----- Extracted material

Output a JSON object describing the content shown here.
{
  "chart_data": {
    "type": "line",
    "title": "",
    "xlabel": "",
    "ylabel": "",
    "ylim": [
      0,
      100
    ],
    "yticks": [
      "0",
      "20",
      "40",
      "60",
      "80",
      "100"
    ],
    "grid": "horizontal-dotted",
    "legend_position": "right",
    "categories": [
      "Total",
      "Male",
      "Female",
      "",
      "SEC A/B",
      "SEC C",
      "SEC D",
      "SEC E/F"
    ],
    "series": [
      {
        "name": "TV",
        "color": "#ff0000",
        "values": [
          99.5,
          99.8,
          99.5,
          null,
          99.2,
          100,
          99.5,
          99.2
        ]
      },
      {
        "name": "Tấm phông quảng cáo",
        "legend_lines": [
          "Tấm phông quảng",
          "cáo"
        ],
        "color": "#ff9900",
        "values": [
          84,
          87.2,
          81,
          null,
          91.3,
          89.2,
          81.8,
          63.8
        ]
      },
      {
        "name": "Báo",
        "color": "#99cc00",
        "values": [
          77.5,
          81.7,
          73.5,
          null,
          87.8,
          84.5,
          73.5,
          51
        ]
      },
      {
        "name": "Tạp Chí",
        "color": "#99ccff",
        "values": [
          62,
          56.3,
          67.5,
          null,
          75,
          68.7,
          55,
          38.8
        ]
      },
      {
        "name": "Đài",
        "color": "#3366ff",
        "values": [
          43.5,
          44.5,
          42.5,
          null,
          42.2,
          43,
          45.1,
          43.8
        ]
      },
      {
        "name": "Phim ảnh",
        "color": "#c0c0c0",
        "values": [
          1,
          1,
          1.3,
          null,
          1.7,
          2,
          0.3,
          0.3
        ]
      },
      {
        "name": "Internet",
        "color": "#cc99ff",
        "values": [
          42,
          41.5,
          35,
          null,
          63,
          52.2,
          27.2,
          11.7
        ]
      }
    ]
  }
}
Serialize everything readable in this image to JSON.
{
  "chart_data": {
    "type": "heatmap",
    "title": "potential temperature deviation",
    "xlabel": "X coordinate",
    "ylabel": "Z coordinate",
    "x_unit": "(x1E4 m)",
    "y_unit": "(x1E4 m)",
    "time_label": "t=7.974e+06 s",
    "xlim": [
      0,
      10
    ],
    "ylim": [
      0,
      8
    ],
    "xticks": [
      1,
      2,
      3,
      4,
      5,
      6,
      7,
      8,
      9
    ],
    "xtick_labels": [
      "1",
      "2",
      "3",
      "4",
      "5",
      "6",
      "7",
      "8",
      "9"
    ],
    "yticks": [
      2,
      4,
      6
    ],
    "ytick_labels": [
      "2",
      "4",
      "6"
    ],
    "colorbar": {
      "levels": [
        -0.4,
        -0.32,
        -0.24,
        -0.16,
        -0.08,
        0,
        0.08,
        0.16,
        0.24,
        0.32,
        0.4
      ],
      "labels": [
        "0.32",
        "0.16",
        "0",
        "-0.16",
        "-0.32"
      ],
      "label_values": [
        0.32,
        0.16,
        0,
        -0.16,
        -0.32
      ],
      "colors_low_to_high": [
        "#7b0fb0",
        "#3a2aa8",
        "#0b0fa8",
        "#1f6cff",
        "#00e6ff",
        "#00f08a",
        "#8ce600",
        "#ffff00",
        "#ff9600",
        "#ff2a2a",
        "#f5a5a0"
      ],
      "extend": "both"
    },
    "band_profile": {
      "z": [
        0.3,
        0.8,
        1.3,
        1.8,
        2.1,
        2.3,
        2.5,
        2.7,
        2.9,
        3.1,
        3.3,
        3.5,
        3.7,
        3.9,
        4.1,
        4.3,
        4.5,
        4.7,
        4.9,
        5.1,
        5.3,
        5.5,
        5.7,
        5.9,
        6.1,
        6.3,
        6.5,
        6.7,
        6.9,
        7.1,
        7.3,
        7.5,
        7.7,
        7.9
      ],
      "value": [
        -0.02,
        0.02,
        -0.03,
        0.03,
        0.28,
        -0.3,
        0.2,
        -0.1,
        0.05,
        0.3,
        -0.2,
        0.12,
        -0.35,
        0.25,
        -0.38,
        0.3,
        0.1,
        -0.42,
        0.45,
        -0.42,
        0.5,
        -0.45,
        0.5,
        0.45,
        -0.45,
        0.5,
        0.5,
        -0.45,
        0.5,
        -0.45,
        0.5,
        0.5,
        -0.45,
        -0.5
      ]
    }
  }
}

----------

Short task.
Write the entries again, exactly as they stand.

Exercise solution.
Output a JSON object describing the content shown here.
{
  "chart_data": {
    "type": "line",
    "title": "",
    "xlabel": "",
    "ylabel": "",
    "ylim": [
      0,
      100
    ],
    "yticks": [
      "0",
      "20",
      "40",
      "60",
      "80",
      "100"
    ],
    "grid": "horizontal-dotted",
    "legend_position": "right",
    "categories": [
      "Total",
      "Male",
      "Female",
      "",
      "SEC A/B",
      "SEC C",
      "SEC D",
      "SEC E/F"
    ],
    "series": [
      {
        "name": "TV",
        "color": "#ff0000",
        "values": [
          99.5,
          99.8,
          99.5,
          null,
          99.2,
          100,
          99.5,
          99.2
        ]
      },
      {
        "name": "Tấm phông quảng cáo",
        "legend_lines": [
          "Tấm phông quảng",
          "cáo"
        ],
        "color": "#ff9900",
        "values": [
          84,
          87.2,
          81,
          null,
          91.3,
          89.2,
          81.8,
          63.8
        ]
      },
      {
        "name": "Báo",
        "color": "#99cc00",
        "values": [
          77.5,
          81.7,
          73.5,
          null,
          87.8,
          84.5,
          73.5,
          51
        ]
      },
      {
        "name": "Tạp Chí",
        "color": "#99ccff",
        "values": [
          62,
          56.3,
          67.5,
          null,
          75,
          68.7,
          55,
          38.8
        ]
      },
      {
        "name": "Đài",
        "color": "#3366ff",
        "values": [
          43.5,
          44.5,
          42.5,
          null,
          42.2,
          43,
          45.1,
          43.8
        ]
      },
      {
        "name": "Phim ảnh",
        "color": "#c0c0c0",
        "values": [
          1,
          1,
          1.3,
          null,
          1.7,
          2,
          0.3,
          0.3
        ]
      },
      {
        "name": "Internet",
        "color": "#cc99ff",
        "values": [
          42,
          41.5,
          35,
          null,
          63,
          52.2,
          27.2,
          11.7
        ]
      }
    ]
  }
}
Serialize everything readable in this image to JSON.
{
  "chart_data": {
    "type": "heatmap",
    "title": "potential temperature deviation",
    "xlabel": "X coordinate",
    "ylabel": "Z coordinate",
    "x_unit": "(x1E4 m)",
    "y_unit": "(x1E4 m)",
    "time_label": "t=7.974e+06 s",
    "xlim": [
      0,
      10
    ],
    "ylim": [
      0,
      8
    ],
    "xticks": [
      1,
      2,
      3,
      4,
      5,
      6,
      7,
      8,
      9
    ],
    "xtick_labels": [
      "1",
      "2",
      "3",
      "4",
      "5",
      "6",
      "7",
      "8",
      "9"
    ],
    "yticks": [
      2,
      4,
      6
    ],
    "ytick_labels": [
      "2",
      "4",
      "6"
    ],
    "colorbar": {
      "levels": [
        -0.4,
        -0.32,
        -0.24,
        -0.16,
        -0.08,
        0,
        0.08,
        0.16,
        0.24,
        0.32,
        0.4
      ],
      "labels": [
        "0.32",
        "0.16",
        "0",
        "-0.16",
        "-0.32"
      ],
      "label_values": [
        0.32,
        0.16,
        0,
        -0.16,
        -0.32
      ],
      "colors_low_to_high": [
        "#7b0fb0",
        "#3a2aa8",
        "#0b0fa8",
        "#1f6cff",
        "#00e6ff",
        "#00f08a",
        "#8ce600",
        "#ffff00",
        "#ff9600",
        "#ff2a2a",
        "#f5a5a0"
      ],
      "extend": "both"
    },
    "band_profile": {
      "z": [
        0.3,
        0.8,
        1.3,
        1.8,
        2.1,
        2.3,
        2.5,
        2.7,
        2.9,
        3.1,
        3.3,
        3.5,
        3.7,
        3.9,
        4.1,
        4.3,
        4.5,
        4.7,
        4.9,
        5.1,
        5.3,
        5.5,
        5.7,
        5.9,
        6.1,
        6.3,
        6.5,
        6.7,
        6.9,
        7.1,
        7.3,
        7.5,
        7.7,
        7.9
      ],
      "value": [
        -0.02,
        0.02,
        -0.03,
        0.03,
        0.28,
        -0.3,
        0.2,
        -0.1,
        0.05,
        0.3,
        -0.2,
        0.12,
        -0.35,
        0.25,
        -0.38,
        0.3,
        0.1,
        -0.42,
        0.45,
        -0.42,
        0.5,
        -0.45,
        0.5,
        0.45,
        -0.45,
        0.5,
        0.5,
        -0.45,
        0.5,
        -0.45,
        0.5,
        0.5,
        -0.45,
        -0.5
      ]
    }
  }
}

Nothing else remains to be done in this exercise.